Return all lines with the word "Portfolio" in them.

Records to process>
---*---

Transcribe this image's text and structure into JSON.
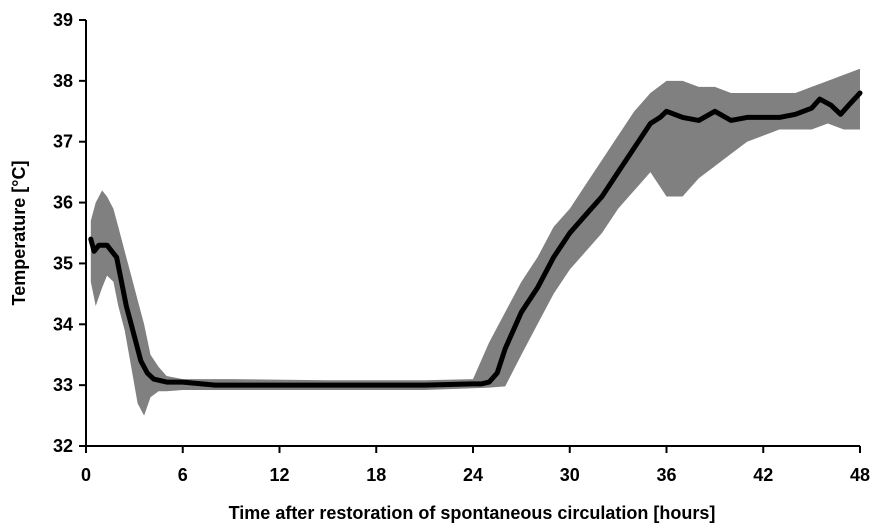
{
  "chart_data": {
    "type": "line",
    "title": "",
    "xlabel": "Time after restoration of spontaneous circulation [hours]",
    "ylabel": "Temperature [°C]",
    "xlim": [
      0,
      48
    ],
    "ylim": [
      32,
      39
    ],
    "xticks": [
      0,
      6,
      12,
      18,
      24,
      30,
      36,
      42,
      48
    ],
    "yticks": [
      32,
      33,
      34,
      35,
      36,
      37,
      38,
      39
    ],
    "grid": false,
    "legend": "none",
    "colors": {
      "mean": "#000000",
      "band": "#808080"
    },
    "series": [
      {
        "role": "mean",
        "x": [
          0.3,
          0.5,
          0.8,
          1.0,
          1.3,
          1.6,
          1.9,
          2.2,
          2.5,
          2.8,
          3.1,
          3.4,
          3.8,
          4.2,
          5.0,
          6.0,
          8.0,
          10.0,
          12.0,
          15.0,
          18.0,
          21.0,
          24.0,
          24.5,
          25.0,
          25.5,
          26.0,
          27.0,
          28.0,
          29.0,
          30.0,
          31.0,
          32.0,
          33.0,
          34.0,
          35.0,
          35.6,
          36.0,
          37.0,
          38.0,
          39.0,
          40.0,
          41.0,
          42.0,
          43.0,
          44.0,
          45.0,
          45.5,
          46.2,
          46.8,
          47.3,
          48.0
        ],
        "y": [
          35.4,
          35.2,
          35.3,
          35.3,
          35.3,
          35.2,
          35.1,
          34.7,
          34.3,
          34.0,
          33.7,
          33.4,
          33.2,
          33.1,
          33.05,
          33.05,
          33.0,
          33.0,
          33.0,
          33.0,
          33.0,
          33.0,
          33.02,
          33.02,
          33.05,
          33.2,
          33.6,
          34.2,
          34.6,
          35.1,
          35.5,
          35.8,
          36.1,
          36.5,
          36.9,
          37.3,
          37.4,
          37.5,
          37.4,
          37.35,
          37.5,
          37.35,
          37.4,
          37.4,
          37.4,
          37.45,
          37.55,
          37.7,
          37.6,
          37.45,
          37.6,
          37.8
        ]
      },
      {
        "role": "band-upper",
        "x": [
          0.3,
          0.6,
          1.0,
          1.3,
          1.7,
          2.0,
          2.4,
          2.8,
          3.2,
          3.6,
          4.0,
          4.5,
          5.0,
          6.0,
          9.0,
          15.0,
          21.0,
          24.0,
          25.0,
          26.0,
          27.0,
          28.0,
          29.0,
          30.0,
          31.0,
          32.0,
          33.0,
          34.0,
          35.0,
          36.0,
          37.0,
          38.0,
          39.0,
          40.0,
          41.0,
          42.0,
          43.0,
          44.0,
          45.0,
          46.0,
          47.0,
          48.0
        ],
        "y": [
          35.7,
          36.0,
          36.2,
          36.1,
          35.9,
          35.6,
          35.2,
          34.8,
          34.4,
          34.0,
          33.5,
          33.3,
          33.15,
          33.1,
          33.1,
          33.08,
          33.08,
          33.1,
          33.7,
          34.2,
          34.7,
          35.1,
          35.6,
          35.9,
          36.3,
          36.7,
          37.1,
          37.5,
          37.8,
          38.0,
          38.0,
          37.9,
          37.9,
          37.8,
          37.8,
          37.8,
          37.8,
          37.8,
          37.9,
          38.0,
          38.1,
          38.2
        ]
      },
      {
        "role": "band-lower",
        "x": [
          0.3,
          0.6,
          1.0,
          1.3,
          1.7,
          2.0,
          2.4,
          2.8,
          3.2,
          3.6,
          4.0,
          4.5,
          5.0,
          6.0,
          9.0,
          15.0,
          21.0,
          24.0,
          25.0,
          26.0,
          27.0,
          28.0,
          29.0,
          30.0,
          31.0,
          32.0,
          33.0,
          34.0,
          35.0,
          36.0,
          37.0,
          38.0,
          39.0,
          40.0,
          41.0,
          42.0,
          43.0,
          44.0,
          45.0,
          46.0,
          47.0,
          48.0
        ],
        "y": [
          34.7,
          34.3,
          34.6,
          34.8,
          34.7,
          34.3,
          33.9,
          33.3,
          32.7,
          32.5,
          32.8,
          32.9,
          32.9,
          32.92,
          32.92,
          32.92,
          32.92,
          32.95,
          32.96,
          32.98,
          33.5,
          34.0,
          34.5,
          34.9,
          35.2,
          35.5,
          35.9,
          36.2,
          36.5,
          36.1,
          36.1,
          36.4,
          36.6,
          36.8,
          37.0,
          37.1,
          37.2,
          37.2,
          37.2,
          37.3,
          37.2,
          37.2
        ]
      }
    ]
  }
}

---*---

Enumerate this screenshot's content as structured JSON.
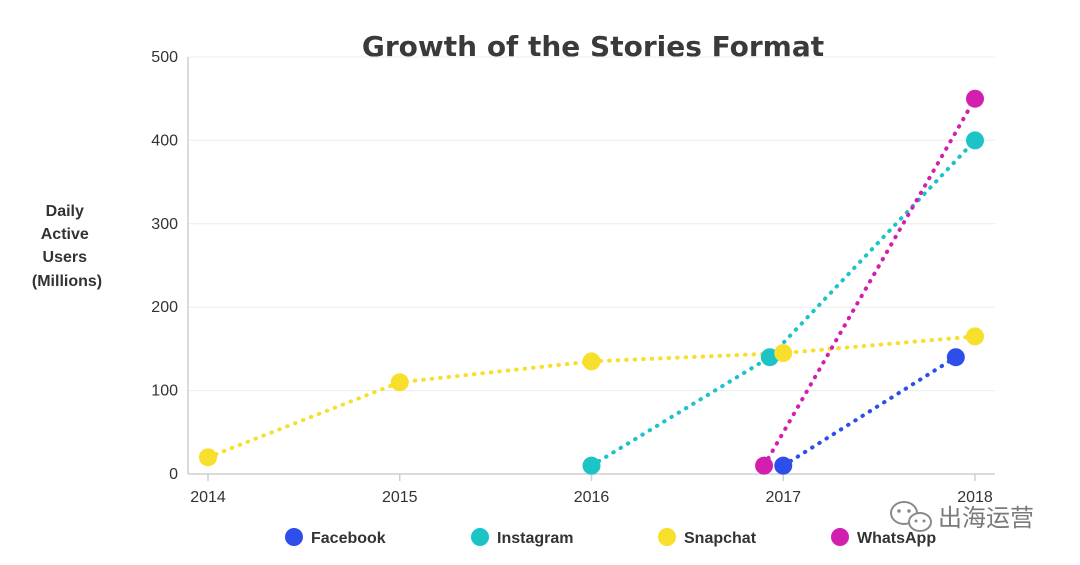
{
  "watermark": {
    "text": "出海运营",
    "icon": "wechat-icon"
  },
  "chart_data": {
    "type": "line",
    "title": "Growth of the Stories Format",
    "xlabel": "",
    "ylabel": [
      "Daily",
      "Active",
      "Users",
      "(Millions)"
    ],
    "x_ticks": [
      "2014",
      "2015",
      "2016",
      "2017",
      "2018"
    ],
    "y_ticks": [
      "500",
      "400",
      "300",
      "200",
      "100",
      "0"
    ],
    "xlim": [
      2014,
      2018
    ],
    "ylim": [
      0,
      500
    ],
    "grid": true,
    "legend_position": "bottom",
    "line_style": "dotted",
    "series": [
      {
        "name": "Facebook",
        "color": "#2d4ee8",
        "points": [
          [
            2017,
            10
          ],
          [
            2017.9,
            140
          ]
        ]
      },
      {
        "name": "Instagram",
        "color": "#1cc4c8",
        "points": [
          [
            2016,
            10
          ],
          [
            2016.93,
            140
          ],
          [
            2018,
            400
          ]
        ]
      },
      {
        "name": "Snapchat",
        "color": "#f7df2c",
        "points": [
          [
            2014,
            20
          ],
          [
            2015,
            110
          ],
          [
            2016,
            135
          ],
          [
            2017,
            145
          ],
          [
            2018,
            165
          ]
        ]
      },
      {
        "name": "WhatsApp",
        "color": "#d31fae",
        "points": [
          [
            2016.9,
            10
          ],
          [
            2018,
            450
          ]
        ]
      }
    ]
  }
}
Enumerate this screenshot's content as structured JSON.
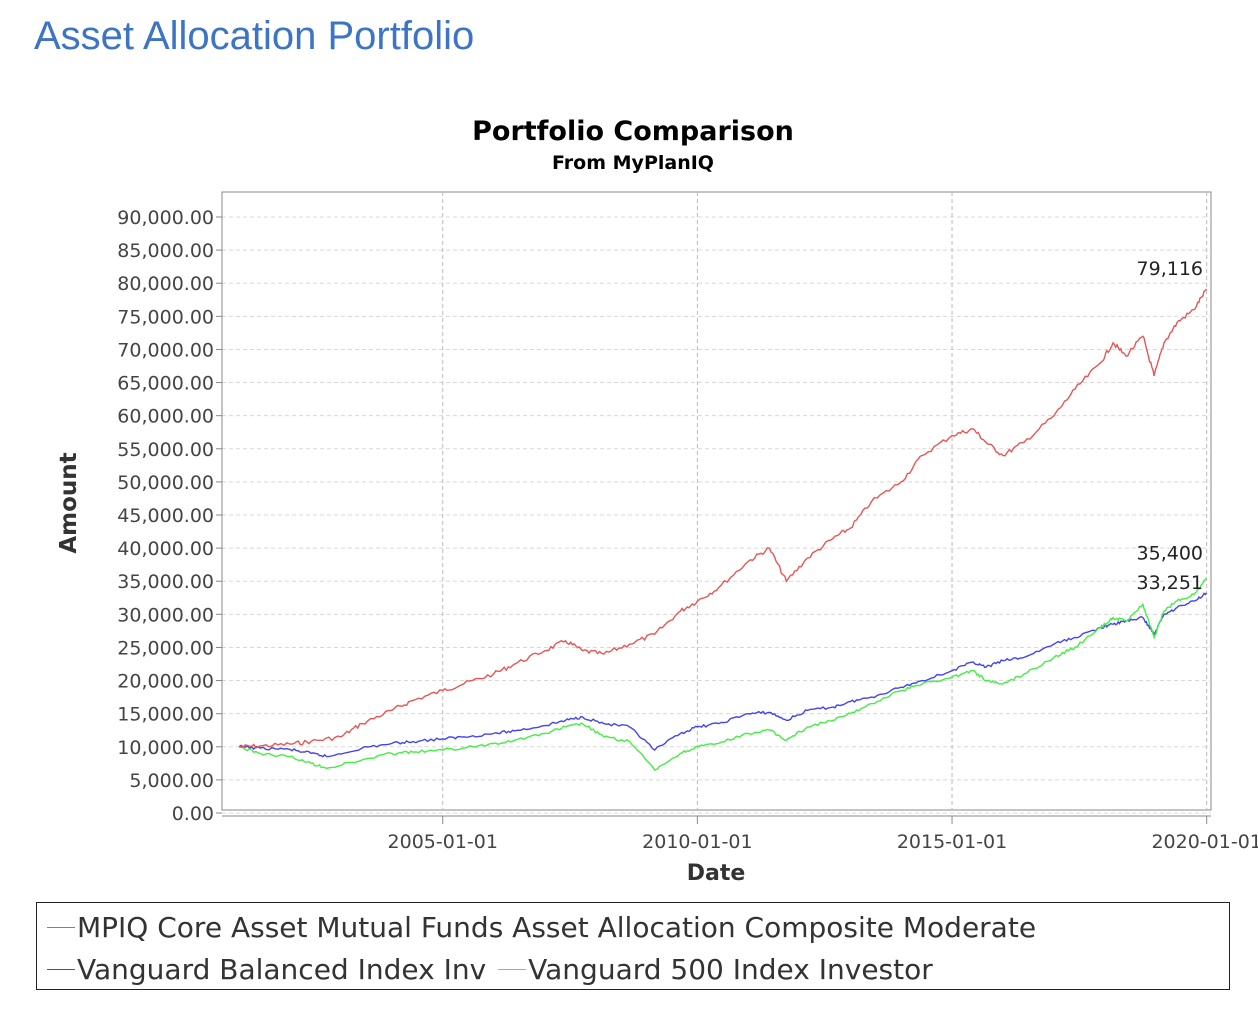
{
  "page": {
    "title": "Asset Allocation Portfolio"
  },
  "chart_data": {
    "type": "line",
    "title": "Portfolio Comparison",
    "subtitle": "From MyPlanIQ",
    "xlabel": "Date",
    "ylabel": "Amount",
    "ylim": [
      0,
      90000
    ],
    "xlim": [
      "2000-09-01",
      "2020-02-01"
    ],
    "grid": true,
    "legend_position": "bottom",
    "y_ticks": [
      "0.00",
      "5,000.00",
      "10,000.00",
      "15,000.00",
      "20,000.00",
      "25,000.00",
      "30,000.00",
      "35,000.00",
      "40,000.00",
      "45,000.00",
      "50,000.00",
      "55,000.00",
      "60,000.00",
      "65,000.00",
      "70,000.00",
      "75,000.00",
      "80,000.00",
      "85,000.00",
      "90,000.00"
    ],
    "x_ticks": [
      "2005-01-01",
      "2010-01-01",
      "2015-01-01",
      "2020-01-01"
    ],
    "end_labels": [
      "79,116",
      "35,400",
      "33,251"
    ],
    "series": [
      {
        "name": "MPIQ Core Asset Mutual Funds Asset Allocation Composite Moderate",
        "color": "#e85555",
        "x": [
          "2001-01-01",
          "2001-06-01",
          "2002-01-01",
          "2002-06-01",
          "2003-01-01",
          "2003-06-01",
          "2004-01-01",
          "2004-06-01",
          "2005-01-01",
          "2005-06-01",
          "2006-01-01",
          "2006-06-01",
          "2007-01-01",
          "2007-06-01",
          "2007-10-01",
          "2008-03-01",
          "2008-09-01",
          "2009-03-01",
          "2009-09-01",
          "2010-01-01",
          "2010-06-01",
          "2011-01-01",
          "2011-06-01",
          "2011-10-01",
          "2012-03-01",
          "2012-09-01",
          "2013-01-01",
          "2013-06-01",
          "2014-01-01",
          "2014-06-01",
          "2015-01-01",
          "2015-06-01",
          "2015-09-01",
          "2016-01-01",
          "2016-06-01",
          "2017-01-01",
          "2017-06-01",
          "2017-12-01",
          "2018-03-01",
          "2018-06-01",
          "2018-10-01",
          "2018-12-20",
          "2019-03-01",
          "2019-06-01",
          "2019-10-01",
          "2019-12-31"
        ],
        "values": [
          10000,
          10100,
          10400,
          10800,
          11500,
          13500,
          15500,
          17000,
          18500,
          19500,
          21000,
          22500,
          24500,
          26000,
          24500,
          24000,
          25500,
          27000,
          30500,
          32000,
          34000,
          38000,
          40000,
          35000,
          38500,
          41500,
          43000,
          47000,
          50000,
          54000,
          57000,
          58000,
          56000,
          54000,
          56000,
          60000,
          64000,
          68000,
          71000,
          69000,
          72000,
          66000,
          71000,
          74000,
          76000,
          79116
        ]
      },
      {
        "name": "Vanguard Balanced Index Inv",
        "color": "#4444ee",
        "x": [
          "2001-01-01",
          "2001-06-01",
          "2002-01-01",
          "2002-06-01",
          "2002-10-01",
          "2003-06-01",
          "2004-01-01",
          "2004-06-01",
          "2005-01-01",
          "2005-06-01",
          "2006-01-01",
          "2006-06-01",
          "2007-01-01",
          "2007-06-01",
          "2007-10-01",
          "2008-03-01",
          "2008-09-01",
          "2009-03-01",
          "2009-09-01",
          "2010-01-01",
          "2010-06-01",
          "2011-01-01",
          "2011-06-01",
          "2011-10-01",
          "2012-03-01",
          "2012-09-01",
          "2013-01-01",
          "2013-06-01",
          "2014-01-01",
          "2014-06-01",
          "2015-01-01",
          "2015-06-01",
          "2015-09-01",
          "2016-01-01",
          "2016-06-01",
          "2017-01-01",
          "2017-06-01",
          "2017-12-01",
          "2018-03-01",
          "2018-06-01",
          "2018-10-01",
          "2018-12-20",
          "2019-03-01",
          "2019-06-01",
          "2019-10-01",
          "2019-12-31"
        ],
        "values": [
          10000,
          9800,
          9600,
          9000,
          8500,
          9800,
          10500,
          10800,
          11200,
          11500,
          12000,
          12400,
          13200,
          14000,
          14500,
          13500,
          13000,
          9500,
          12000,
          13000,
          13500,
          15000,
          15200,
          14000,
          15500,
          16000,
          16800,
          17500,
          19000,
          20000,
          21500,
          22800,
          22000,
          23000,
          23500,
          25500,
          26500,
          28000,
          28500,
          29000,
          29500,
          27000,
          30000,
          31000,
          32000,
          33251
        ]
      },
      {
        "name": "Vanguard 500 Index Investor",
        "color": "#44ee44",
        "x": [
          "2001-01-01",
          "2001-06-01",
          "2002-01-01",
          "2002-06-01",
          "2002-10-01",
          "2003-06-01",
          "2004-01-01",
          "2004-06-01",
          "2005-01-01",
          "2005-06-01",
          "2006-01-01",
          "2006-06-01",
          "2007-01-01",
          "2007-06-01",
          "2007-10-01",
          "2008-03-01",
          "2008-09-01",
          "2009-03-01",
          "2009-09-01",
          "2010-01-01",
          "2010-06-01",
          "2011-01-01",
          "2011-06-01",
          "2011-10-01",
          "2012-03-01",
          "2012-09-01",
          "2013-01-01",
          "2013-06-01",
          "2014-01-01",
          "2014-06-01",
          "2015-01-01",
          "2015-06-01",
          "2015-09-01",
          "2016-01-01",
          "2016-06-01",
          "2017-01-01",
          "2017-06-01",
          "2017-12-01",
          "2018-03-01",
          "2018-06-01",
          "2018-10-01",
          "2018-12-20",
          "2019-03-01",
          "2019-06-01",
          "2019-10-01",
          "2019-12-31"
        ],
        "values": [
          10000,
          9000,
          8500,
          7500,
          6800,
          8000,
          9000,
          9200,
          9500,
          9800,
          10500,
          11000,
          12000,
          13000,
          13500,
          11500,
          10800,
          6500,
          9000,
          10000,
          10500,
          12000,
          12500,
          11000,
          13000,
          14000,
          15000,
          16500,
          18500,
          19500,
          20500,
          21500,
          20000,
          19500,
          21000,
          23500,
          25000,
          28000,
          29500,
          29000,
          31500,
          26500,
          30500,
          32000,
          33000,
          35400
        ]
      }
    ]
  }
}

---*---

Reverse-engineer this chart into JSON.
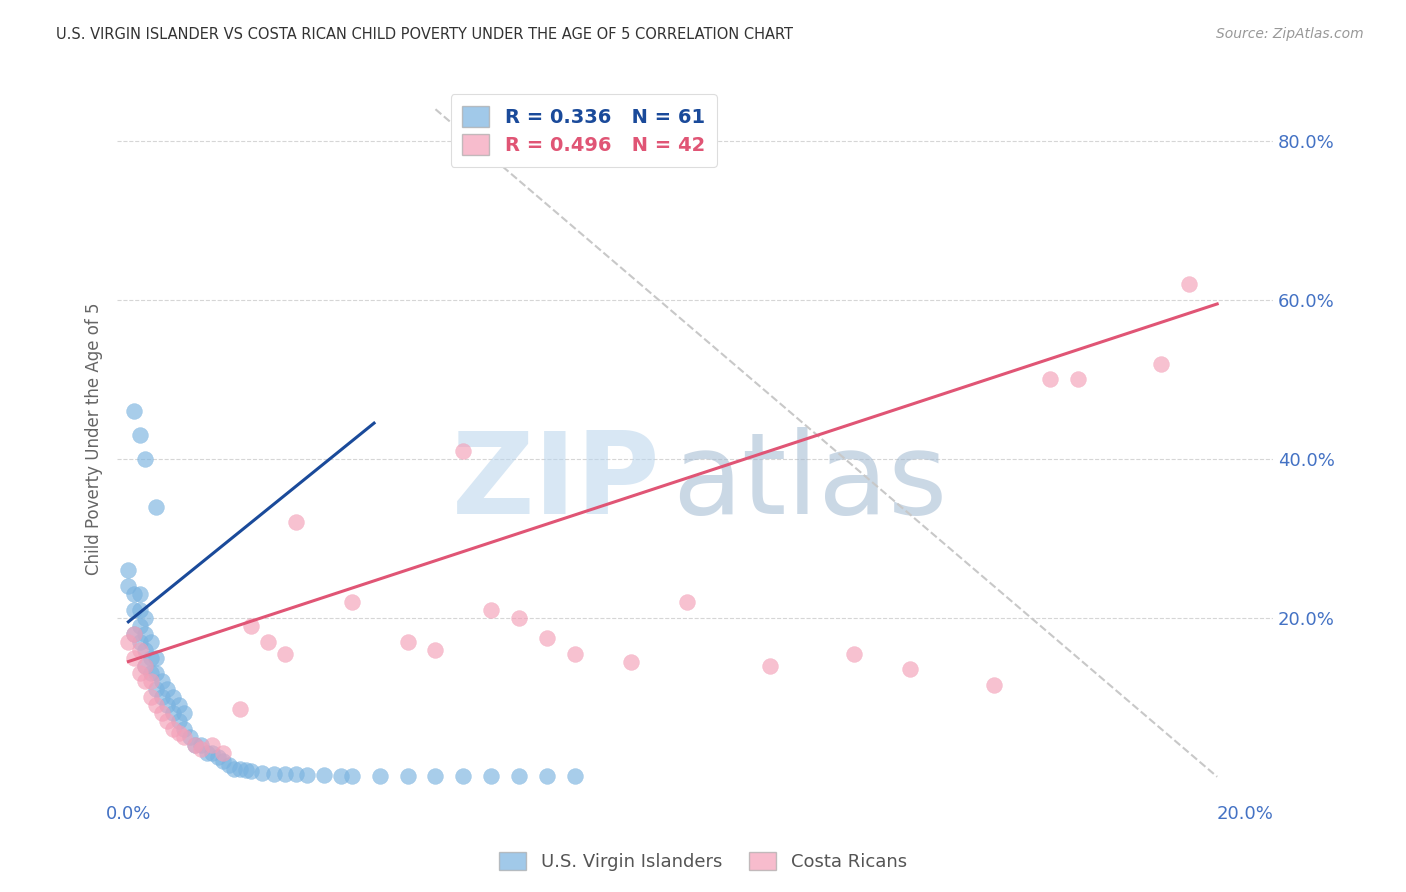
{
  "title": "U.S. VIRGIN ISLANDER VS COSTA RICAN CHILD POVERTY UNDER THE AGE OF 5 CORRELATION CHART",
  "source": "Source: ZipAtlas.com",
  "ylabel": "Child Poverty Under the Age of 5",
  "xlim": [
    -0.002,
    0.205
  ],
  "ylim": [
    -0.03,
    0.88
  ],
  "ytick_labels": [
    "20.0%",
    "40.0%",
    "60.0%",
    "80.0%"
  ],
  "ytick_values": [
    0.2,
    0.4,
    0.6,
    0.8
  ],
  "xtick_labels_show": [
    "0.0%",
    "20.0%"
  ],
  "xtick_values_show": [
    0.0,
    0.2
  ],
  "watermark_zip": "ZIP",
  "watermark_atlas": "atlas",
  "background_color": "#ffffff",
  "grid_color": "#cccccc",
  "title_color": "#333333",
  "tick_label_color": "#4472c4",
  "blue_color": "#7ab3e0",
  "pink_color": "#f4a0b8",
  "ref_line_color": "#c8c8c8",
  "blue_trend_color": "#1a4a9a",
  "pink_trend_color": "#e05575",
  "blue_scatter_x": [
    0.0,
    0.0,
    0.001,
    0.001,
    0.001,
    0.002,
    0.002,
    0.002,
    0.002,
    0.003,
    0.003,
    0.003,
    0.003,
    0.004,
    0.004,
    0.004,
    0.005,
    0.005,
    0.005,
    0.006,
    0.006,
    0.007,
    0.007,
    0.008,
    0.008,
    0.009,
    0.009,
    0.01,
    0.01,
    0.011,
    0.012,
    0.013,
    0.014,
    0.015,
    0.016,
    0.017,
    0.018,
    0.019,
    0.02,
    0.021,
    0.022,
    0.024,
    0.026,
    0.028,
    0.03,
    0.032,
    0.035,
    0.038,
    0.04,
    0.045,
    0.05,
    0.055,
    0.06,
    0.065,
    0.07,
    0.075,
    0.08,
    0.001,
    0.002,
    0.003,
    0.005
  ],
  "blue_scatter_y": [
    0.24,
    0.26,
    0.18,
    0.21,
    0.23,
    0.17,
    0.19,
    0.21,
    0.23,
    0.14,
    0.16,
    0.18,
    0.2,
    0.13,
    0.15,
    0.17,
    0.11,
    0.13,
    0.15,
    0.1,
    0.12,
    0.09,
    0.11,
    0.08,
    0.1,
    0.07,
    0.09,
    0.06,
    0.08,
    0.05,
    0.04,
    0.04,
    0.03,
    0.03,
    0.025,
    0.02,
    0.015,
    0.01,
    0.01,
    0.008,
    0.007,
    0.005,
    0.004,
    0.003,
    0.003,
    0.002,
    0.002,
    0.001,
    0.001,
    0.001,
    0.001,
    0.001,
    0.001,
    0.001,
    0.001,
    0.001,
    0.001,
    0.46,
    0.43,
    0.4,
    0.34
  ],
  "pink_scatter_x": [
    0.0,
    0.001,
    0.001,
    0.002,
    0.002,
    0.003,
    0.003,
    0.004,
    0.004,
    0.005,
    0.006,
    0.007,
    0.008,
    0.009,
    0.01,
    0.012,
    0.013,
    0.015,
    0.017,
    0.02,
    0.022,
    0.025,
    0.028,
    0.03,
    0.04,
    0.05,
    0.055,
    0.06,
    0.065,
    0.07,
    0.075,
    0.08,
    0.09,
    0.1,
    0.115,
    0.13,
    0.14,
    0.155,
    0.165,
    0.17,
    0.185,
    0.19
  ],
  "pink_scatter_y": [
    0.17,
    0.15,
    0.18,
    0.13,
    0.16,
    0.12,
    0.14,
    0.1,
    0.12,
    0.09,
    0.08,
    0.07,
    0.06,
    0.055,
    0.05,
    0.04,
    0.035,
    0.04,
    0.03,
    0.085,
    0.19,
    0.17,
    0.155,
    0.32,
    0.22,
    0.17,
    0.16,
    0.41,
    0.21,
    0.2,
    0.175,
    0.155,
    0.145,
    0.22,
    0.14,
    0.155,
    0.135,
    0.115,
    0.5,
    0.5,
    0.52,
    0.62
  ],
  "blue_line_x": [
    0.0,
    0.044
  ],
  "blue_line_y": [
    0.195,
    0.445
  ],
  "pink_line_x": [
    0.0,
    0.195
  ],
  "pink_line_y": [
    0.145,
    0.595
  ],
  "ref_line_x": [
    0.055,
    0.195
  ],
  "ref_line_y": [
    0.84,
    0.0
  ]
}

---*---

Result>
    "title": "Asset Allocation Portfolio"
    "title": "Portfolio Comparison",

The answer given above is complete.